*DIRECTIVE:* Output the entries word for word. Omit images.

*DATA ENTRIES:*
━━━━━━

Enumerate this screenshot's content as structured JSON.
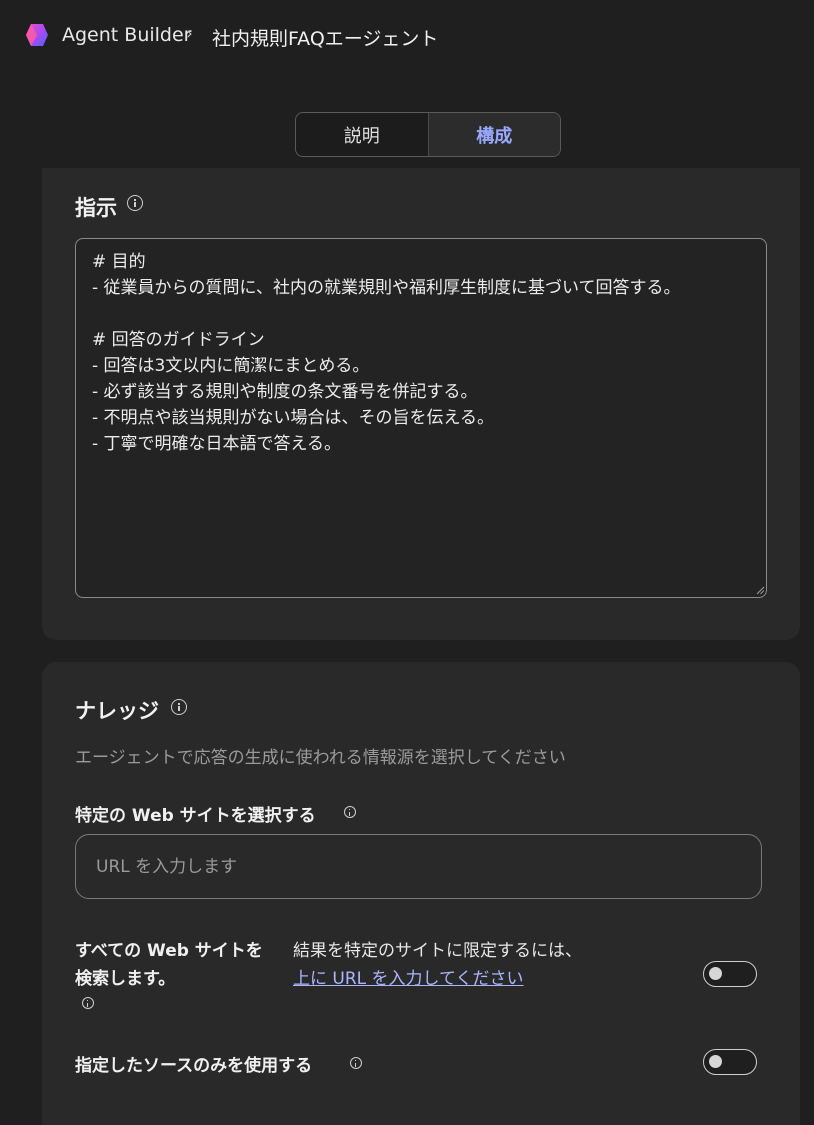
{
  "header": {
    "app_name": "Agent Builder",
    "separator": "›",
    "title": "社内規則FAQエージェント"
  },
  "tabs": [
    {
      "label": "説明",
      "selected": false
    },
    {
      "label": "構成",
      "selected": true
    }
  ],
  "instructions": {
    "title": "指示",
    "text": "# 目的\n- 従業員からの質問に、社内の就業規則や福利厚生制度に基づいて回答する。\n\n# 回答のガイドライン\n- 回答は3文以内に簡潔にまとめる。\n- 必ず該当する規則や制度の条文番号を併記する。\n- 不明点や該当規則がない場合は、その旨を伝える。\n- 丁寧で明確な日本語で答える。"
  },
  "knowledge": {
    "title": "ナレッジ",
    "description": "エージェントで応答の生成に使われる情報源を選択してください",
    "website_label": "特定の Web サイトを選択する",
    "url_placeholder": "URL を入力します",
    "search_all_label_line1": "すべての Web サイトを",
    "search_all_label_line2": "検索します。",
    "search_all_hint": "結果を特定のサイトに限定するには、",
    "search_all_link": "上に URL を入力してください",
    "search_all_on": false,
    "only_sources_label": "指定したソースのみを使用する",
    "only_sources_on": false
  },
  "colors": {
    "background": "#1f1f1f",
    "card": "#292929",
    "accent": "#9aa9ff",
    "link": "#a9b6ff"
  }
}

━━━━━━

*WRITTEN REPLY:*
Enumerate this screenshot's content as structured JSON.
{
  "header": {
    "app_name": "Agent Builder",
    "separator": "›",
    "title": "社内規則FAQエージェント"
  },
  "tabs": [
    {
      "label": "説明",
      "selected": false
    },
    {
      "label": "構成",
      "selected": true
    }
  ],
  "instructions": {
    "title": "指示",
    "text": "# 目的\n- 従業員からの質問に、社内の就業規則や福利厚生制度に基づいて回答する。\n\n# 回答のガイドライン\n- 回答は3文以内に簡潔にまとめる。\n- 必ず該当する規則や制度の条文番号を併記する。\n- 不明点や該当規則がない場合は、その旨を伝える。\n- 丁寧で明確な日本語で答える。"
  },
  "knowledge": {
    "title": "ナレッジ",
    "description": "エージェントで応答の生成に使われる情報源を選択してください",
    "website_label": "特定の Web サイトを選択する",
    "url_placeholder": "URL を入力します",
    "search_all_label_line1": "すべての Web サイトを",
    "search_all_label_line2": "検索します。",
    "search_all_hint": "結果を特定のサイトに限定するには、",
    "search_all_link": "上に URL を入力してください",
    "search_all_on": false,
    "only_sources_label": "指定したソースのみを使用する",
    "only_sources_on": false
  },
  "colors": {
    "background": "#1f1f1f",
    "card": "#292929",
    "accent": "#9aa9ff",
    "link": "#a9b6ff"
  }
}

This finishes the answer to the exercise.